Problem to work on. Output every line of the data exactly as it appears.

Task inputs.
* * * * *
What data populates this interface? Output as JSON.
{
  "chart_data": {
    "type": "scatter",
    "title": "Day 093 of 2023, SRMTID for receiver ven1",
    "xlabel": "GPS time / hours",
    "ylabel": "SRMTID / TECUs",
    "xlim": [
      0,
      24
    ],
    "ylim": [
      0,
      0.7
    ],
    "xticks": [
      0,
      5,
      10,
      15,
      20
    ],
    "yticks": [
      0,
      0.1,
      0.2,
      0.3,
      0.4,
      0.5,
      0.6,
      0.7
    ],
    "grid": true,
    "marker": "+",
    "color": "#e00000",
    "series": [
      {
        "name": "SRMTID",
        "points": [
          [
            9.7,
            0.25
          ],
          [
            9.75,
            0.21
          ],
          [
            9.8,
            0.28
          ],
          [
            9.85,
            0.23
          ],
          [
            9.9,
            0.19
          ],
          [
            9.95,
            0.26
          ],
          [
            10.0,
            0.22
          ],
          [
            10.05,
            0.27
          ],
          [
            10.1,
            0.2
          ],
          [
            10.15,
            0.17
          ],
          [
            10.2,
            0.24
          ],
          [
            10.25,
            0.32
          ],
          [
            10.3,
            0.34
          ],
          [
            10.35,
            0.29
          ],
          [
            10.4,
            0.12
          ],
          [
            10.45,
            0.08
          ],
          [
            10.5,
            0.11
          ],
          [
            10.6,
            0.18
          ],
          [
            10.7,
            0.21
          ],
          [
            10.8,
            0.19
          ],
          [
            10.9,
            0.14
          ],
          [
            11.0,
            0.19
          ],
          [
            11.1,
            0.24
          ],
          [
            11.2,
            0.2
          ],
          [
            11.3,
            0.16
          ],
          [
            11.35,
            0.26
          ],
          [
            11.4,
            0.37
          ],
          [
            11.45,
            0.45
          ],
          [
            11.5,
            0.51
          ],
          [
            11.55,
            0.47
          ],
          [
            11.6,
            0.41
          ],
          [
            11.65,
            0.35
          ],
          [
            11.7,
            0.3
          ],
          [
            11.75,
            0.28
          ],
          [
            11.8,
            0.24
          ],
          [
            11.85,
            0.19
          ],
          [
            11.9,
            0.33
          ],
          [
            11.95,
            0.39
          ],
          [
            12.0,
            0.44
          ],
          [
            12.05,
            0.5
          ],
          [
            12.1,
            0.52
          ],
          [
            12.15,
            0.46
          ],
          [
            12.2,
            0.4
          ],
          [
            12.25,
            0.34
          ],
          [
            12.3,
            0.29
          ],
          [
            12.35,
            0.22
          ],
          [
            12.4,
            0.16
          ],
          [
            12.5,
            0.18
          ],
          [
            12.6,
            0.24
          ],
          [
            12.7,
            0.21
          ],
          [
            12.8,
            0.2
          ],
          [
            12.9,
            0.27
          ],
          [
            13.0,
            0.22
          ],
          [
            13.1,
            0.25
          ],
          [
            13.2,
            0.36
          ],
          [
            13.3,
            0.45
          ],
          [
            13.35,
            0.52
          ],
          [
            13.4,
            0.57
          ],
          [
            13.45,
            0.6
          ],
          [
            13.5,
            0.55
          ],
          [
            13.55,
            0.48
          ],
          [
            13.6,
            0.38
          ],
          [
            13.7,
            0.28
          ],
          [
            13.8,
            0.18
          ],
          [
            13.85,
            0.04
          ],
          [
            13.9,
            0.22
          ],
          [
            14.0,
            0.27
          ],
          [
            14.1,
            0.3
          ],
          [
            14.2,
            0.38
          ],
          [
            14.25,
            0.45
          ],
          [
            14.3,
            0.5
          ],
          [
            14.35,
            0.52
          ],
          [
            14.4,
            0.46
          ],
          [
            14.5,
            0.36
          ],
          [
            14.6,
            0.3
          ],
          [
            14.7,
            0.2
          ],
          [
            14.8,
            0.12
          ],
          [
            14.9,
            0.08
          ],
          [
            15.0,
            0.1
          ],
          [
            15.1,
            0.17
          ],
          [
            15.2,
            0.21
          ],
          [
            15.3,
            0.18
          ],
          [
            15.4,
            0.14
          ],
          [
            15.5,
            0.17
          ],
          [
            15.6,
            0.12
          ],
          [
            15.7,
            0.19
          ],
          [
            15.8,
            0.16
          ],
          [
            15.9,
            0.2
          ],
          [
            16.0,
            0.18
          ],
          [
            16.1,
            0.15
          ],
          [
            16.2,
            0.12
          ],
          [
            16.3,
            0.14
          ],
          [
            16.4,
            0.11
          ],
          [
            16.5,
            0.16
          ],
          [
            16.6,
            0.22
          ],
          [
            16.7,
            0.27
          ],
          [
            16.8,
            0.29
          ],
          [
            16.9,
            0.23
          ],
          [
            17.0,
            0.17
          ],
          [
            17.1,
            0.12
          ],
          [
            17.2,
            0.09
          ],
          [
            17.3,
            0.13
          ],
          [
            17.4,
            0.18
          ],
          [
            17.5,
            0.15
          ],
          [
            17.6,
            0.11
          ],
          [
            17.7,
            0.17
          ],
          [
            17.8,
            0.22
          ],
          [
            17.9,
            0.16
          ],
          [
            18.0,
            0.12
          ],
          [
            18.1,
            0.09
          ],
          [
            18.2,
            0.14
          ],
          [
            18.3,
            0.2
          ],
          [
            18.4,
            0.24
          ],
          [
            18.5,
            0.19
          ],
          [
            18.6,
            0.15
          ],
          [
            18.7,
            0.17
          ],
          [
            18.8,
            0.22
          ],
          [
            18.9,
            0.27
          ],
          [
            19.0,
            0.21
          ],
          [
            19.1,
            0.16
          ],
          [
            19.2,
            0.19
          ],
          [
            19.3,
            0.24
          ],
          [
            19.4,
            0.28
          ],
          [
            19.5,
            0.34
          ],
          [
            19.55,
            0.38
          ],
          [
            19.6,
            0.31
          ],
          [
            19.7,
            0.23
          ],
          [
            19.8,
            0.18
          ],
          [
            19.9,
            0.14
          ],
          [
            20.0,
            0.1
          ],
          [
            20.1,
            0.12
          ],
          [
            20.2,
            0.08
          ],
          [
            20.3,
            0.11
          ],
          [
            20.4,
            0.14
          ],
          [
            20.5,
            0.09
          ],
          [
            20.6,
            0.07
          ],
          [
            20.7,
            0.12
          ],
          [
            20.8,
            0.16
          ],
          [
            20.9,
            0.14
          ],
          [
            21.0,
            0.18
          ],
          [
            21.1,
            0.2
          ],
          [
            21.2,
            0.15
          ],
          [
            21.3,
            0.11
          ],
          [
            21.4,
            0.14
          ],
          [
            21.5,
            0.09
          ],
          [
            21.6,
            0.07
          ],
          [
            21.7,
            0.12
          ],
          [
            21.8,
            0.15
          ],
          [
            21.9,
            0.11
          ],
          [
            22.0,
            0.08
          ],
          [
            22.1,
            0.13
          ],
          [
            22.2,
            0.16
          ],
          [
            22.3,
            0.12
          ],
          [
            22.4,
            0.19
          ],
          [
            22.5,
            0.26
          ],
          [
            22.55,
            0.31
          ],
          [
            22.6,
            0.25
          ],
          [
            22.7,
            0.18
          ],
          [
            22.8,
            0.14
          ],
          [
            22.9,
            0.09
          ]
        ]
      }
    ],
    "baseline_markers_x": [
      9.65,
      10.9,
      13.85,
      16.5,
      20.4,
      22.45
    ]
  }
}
* * * * *
Full solution.
What data populates this interface? Output as JSON.
{
  "chart_data": {
    "type": "scatter",
    "title": "Day 093 of 2023, SRMTID for receiver ven1",
    "xlabel": "GPS time / hours",
    "ylabel": "SRMTID / TECUs",
    "xlim": [
      0,
      24
    ],
    "ylim": [
      0,
      0.7
    ],
    "xticks": [
      0,
      5,
      10,
      15,
      20
    ],
    "yticks": [
      0,
      0.1,
      0.2,
      0.3,
      0.4,
      0.5,
      0.6,
      0.7
    ],
    "grid": true,
    "marker": "+",
    "color": "#e00000",
    "series": [
      {
        "name": "SRMTID",
        "points": [
          [
            9.7,
            0.25
          ],
          [
            9.75,
            0.21
          ],
          [
            9.8,
            0.28
          ],
          [
            9.85,
            0.23
          ],
          [
            9.9,
            0.19
          ],
          [
            9.95,
            0.26
          ],
          [
            10.0,
            0.22
          ],
          [
            10.05,
            0.27
          ],
          [
            10.1,
            0.2
          ],
          [
            10.15,
            0.17
          ],
          [
            10.2,
            0.24
          ],
          [
            10.25,
            0.32
          ],
          [
            10.3,
            0.34
          ],
          [
            10.35,
            0.29
          ],
          [
            10.4,
            0.12
          ],
          [
            10.45,
            0.08
          ],
          [
            10.5,
            0.11
          ],
          [
            10.6,
            0.18
          ],
          [
            10.7,
            0.21
          ],
          [
            10.8,
            0.19
          ],
          [
            10.9,
            0.14
          ],
          [
            11.0,
            0.19
          ],
          [
            11.1,
            0.24
          ],
          [
            11.2,
            0.2
          ],
          [
            11.3,
            0.16
          ],
          [
            11.35,
            0.26
          ],
          [
            11.4,
            0.37
          ],
          [
            11.45,
            0.45
          ],
          [
            11.5,
            0.51
          ],
          [
            11.55,
            0.47
          ],
          [
            11.6,
            0.41
          ],
          [
            11.65,
            0.35
          ],
          [
            11.7,
            0.3
          ],
          [
            11.75,
            0.28
          ],
          [
            11.8,
            0.24
          ],
          [
            11.85,
            0.19
          ],
          [
            11.9,
            0.33
          ],
          [
            11.95,
            0.39
          ],
          [
            12.0,
            0.44
          ],
          [
            12.05,
            0.5
          ],
          [
            12.1,
            0.52
          ],
          [
            12.15,
            0.46
          ],
          [
            12.2,
            0.4
          ],
          [
            12.25,
            0.34
          ],
          [
            12.3,
            0.29
          ],
          [
            12.35,
            0.22
          ],
          [
            12.4,
            0.16
          ],
          [
            12.5,
            0.18
          ],
          [
            12.6,
            0.24
          ],
          [
            12.7,
            0.21
          ],
          [
            12.8,
            0.2
          ],
          [
            12.9,
            0.27
          ],
          [
            13.0,
            0.22
          ],
          [
            13.1,
            0.25
          ],
          [
            13.2,
            0.36
          ],
          [
            13.3,
            0.45
          ],
          [
            13.35,
            0.52
          ],
          [
            13.4,
            0.57
          ],
          [
            13.45,
            0.6
          ],
          [
            13.5,
            0.55
          ],
          [
            13.55,
            0.48
          ],
          [
            13.6,
            0.38
          ],
          [
            13.7,
            0.28
          ],
          [
            13.8,
            0.18
          ],
          [
            13.85,
            0.04
          ],
          [
            13.9,
            0.22
          ],
          [
            14.0,
            0.27
          ],
          [
            14.1,
            0.3
          ],
          [
            14.2,
            0.38
          ],
          [
            14.25,
            0.45
          ],
          [
            14.3,
            0.5
          ],
          [
            14.35,
            0.52
          ],
          [
            14.4,
            0.46
          ],
          [
            14.5,
            0.36
          ],
          [
            14.6,
            0.3
          ],
          [
            14.7,
            0.2
          ],
          [
            14.8,
            0.12
          ],
          [
            14.9,
            0.08
          ],
          [
            15.0,
            0.1
          ],
          [
            15.1,
            0.17
          ],
          [
            15.2,
            0.21
          ],
          [
            15.3,
            0.18
          ],
          [
            15.4,
            0.14
          ],
          [
            15.5,
            0.17
          ],
          [
            15.6,
            0.12
          ],
          [
            15.7,
            0.19
          ],
          [
            15.8,
            0.16
          ],
          [
            15.9,
            0.2
          ],
          [
            16.0,
            0.18
          ],
          [
            16.1,
            0.15
          ],
          [
            16.2,
            0.12
          ],
          [
            16.3,
            0.14
          ],
          [
            16.4,
            0.11
          ],
          [
            16.5,
            0.16
          ],
          [
            16.6,
            0.22
          ],
          [
            16.7,
            0.27
          ],
          [
            16.8,
            0.29
          ],
          [
            16.9,
            0.23
          ],
          [
            17.0,
            0.17
          ],
          [
            17.1,
            0.12
          ],
          [
            17.2,
            0.09
          ],
          [
            17.3,
            0.13
          ],
          [
            17.4,
            0.18
          ],
          [
            17.5,
            0.15
          ],
          [
            17.6,
            0.11
          ],
          [
            17.7,
            0.17
          ],
          [
            17.8,
            0.22
          ],
          [
            17.9,
            0.16
          ],
          [
            18.0,
            0.12
          ],
          [
            18.1,
            0.09
          ],
          [
            18.2,
            0.14
          ],
          [
            18.3,
            0.2
          ],
          [
            18.4,
            0.24
          ],
          [
            18.5,
            0.19
          ],
          [
            18.6,
            0.15
          ],
          [
            18.7,
            0.17
          ],
          [
            18.8,
            0.22
          ],
          [
            18.9,
            0.27
          ],
          [
            19.0,
            0.21
          ],
          [
            19.1,
            0.16
          ],
          [
            19.2,
            0.19
          ],
          [
            19.3,
            0.24
          ],
          [
            19.4,
            0.28
          ],
          [
            19.5,
            0.34
          ],
          [
            19.55,
            0.38
          ],
          [
            19.6,
            0.31
          ],
          [
            19.7,
            0.23
          ],
          [
            19.8,
            0.18
          ],
          [
            19.9,
            0.14
          ],
          [
            20.0,
            0.1
          ],
          [
            20.1,
            0.12
          ],
          [
            20.2,
            0.08
          ],
          [
            20.3,
            0.11
          ],
          [
            20.4,
            0.14
          ],
          [
            20.5,
            0.09
          ],
          [
            20.6,
            0.07
          ],
          [
            20.7,
            0.12
          ],
          [
            20.8,
            0.16
          ],
          [
            20.9,
            0.14
          ],
          [
            21.0,
            0.18
          ],
          [
            21.1,
            0.2
          ],
          [
            21.2,
            0.15
          ],
          [
            21.3,
            0.11
          ],
          [
            21.4,
            0.14
          ],
          [
            21.5,
            0.09
          ],
          [
            21.6,
            0.07
          ],
          [
            21.7,
            0.12
          ],
          [
            21.8,
            0.15
          ],
          [
            21.9,
            0.11
          ],
          [
            22.0,
            0.08
          ],
          [
            22.1,
            0.13
          ],
          [
            22.2,
            0.16
          ],
          [
            22.3,
            0.12
          ],
          [
            22.4,
            0.19
          ],
          [
            22.5,
            0.26
          ],
          [
            22.55,
            0.31
          ],
          [
            22.6,
            0.25
          ],
          [
            22.7,
            0.18
          ],
          [
            22.8,
            0.14
          ],
          [
            22.9,
            0.09
          ]
        ]
      }
    ],
    "baseline_markers_x": [
      9.65,
      10.9,
      13.85,
      16.5,
      20.4,
      22.45
    ]
  }
}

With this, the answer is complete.